## To do
In the data that follows, count each line holding the string "accent"; answer with the number only.

* Begin Information supplied *

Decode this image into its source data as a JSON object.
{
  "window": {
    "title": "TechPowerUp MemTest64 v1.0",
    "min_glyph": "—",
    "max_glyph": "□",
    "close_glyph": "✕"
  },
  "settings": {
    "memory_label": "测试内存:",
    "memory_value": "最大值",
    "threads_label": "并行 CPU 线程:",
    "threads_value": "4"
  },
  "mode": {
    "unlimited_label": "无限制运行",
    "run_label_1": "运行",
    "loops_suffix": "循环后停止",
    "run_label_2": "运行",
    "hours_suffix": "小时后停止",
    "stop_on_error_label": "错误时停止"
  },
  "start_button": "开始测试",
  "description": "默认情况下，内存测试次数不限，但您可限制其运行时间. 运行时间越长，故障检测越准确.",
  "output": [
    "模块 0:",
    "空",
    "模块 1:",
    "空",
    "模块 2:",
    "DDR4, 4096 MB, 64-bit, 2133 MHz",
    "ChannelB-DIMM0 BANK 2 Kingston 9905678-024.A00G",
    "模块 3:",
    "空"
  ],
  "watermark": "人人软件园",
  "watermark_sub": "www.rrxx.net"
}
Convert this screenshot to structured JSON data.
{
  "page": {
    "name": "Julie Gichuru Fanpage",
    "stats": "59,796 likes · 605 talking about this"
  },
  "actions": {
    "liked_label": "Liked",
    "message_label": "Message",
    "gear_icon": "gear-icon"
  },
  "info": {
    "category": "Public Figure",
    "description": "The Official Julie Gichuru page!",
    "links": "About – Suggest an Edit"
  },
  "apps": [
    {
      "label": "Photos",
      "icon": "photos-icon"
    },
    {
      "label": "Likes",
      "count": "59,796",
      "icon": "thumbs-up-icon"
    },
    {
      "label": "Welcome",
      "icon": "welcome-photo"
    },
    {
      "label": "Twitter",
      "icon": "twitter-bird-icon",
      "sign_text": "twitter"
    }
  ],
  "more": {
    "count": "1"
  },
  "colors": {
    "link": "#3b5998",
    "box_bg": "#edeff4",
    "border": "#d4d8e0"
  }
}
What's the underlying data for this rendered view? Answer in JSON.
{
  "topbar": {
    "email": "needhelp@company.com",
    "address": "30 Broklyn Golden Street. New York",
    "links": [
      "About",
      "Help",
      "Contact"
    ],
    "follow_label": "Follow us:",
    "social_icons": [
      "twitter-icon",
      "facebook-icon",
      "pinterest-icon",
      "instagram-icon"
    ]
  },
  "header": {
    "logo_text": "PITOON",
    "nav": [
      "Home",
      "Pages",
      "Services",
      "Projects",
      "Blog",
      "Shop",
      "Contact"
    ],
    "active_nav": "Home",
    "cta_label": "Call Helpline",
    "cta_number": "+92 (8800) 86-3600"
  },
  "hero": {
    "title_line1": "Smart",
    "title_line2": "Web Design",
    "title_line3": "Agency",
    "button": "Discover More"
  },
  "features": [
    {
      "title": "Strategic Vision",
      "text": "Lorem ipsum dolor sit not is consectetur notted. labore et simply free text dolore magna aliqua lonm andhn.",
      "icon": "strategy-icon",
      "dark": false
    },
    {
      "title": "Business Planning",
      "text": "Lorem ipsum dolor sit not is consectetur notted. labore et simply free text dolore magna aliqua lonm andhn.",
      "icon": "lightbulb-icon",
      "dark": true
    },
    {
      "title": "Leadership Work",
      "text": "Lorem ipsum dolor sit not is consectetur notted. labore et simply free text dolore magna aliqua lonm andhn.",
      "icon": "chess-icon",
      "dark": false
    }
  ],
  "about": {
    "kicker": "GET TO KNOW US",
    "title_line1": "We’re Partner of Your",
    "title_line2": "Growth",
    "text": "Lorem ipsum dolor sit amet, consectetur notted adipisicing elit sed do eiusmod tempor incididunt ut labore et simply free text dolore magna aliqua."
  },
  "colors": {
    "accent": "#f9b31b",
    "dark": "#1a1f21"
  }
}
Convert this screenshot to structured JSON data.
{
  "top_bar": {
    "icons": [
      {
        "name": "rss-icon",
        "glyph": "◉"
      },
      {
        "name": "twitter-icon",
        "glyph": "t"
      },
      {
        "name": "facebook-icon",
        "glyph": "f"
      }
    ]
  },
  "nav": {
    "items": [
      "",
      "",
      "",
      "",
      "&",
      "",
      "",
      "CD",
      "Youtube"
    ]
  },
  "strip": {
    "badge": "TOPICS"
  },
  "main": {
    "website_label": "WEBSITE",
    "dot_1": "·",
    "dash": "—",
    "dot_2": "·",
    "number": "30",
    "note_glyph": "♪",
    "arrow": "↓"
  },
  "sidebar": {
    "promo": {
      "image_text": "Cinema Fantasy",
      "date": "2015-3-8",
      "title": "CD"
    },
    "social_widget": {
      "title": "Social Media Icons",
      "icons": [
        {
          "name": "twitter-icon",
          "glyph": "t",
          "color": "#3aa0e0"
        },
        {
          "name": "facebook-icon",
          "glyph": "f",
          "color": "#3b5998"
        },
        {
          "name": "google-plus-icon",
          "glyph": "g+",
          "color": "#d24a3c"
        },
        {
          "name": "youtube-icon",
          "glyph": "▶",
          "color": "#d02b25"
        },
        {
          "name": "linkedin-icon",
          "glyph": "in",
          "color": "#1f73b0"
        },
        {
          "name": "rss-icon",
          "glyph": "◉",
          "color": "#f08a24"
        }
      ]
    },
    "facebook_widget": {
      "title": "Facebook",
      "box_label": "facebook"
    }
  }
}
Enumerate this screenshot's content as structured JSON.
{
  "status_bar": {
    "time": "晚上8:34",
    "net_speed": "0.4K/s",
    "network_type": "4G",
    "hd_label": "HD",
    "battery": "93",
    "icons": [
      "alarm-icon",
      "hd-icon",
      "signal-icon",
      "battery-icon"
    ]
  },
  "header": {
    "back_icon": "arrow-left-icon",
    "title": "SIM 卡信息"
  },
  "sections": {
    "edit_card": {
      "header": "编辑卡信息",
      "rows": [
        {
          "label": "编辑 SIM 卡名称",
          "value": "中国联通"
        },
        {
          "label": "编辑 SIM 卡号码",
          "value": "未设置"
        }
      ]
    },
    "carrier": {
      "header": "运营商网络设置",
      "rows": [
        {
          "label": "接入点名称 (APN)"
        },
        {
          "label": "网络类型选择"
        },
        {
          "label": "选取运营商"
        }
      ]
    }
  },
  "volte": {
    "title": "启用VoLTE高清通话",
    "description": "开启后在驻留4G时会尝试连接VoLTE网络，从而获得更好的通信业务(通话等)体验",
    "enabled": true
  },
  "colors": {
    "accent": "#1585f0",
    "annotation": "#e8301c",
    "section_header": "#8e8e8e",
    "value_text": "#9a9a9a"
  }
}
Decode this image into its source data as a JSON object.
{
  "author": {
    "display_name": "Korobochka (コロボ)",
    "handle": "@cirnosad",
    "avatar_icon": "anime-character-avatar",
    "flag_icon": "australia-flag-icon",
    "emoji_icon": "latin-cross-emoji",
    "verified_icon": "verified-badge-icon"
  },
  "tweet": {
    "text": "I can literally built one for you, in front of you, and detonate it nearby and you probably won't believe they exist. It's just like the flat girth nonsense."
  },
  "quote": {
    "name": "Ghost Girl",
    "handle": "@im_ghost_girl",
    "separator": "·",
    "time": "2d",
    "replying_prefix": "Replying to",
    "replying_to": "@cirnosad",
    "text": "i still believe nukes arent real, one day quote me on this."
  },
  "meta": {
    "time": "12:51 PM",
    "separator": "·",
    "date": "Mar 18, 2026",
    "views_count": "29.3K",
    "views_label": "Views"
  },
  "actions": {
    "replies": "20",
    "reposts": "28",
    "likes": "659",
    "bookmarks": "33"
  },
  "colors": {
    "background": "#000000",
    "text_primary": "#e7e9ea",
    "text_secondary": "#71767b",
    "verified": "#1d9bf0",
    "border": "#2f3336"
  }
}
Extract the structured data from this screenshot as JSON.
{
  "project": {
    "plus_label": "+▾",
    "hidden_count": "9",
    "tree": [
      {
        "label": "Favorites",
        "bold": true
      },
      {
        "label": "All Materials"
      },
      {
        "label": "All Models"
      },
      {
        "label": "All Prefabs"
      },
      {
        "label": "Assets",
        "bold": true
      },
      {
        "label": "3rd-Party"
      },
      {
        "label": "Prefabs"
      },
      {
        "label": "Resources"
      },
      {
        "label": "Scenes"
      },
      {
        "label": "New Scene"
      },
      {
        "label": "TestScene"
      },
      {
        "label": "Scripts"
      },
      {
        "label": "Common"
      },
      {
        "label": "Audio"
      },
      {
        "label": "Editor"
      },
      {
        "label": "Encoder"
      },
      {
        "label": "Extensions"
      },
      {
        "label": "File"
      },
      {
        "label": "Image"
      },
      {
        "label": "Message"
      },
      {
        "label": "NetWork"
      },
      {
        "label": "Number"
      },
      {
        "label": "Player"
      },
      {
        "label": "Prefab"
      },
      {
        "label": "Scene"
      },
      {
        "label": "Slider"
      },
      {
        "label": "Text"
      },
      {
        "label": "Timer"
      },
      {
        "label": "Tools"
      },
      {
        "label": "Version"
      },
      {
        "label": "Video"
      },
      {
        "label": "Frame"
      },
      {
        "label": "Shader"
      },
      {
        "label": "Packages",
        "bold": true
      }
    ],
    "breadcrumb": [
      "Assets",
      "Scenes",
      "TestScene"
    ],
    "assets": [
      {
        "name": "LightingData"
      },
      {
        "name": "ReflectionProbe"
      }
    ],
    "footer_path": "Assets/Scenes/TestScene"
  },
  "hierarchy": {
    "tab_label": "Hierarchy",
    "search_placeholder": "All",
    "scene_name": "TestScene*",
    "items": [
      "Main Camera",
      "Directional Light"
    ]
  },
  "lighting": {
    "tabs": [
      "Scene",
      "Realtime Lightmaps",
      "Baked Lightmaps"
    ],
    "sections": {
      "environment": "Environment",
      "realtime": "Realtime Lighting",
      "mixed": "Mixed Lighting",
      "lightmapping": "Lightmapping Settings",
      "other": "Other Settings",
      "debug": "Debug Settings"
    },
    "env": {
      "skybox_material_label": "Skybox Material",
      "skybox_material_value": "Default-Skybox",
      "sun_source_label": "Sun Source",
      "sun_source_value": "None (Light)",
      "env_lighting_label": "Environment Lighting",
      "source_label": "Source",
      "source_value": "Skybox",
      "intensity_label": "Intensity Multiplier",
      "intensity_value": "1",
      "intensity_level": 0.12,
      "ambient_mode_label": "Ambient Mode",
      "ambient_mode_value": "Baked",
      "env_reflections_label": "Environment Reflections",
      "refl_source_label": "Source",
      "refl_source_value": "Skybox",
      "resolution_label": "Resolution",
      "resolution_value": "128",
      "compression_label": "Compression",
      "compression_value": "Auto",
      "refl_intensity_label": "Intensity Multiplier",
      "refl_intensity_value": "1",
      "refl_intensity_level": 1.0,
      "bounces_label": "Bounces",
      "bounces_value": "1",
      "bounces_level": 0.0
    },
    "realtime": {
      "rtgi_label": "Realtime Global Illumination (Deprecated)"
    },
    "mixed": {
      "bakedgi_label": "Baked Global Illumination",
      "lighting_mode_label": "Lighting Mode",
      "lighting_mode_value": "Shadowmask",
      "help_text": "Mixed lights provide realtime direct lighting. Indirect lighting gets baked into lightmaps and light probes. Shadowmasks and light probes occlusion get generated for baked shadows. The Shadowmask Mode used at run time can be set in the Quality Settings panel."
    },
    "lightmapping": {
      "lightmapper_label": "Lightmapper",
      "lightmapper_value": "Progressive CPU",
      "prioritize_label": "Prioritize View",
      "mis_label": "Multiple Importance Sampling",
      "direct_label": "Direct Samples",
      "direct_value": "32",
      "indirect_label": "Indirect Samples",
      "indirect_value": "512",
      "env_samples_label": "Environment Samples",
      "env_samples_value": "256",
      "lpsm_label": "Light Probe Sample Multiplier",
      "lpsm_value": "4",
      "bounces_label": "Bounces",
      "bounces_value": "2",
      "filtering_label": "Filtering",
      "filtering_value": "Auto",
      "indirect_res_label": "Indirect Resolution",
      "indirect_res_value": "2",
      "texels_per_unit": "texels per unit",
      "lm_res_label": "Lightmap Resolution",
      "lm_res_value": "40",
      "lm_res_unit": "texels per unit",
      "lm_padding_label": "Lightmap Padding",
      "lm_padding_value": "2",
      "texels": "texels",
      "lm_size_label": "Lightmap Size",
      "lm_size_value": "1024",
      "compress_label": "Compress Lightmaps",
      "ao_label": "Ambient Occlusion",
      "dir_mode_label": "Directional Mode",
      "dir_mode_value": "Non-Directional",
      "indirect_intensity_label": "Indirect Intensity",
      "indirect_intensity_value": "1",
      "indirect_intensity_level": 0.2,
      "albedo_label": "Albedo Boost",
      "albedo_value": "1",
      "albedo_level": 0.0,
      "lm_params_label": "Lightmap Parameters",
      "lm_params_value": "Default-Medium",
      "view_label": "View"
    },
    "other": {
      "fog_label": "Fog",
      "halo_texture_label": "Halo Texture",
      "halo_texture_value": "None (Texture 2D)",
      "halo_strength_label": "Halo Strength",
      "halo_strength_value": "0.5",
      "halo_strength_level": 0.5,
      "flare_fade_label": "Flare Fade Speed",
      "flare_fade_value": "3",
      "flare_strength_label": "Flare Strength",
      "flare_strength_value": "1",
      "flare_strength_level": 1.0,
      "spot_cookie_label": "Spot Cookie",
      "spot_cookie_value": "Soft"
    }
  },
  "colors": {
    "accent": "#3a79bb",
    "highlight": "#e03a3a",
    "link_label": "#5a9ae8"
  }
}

* End Information supplied *

## Problem solution
3